Given records -
== == ==
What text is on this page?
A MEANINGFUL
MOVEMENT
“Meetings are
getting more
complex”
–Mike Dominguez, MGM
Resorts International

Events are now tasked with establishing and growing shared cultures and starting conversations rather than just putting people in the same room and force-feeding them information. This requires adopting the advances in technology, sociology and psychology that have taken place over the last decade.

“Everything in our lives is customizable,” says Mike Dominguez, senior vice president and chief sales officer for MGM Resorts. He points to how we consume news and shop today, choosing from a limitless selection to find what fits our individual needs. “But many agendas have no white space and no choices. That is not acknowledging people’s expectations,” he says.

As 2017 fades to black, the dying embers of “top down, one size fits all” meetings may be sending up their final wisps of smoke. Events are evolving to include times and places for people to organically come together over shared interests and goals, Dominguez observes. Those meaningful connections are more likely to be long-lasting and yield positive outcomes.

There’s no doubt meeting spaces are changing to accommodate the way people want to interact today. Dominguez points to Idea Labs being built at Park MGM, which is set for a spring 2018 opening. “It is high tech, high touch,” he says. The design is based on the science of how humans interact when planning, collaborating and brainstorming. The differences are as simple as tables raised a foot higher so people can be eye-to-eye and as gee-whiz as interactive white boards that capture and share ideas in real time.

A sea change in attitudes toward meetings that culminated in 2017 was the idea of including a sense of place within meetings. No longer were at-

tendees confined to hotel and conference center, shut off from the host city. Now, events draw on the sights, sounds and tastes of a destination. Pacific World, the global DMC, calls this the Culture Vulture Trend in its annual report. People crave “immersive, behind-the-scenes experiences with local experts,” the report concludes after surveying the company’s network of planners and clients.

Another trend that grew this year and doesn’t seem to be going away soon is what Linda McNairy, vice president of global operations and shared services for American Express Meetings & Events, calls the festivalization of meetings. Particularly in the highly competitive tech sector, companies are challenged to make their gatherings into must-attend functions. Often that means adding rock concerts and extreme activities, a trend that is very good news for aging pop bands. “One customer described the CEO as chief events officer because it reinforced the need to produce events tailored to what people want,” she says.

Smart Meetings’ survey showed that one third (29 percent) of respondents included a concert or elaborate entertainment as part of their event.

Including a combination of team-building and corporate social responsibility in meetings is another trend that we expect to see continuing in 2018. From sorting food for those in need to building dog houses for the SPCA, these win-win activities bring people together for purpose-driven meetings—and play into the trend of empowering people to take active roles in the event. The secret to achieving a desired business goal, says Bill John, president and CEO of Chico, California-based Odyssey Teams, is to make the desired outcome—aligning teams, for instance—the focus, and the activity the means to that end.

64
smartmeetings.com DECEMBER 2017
== == ==
Given exercise - Reply with the number of lines in the material above that contain "Mike", and nothing more.

Final result - 2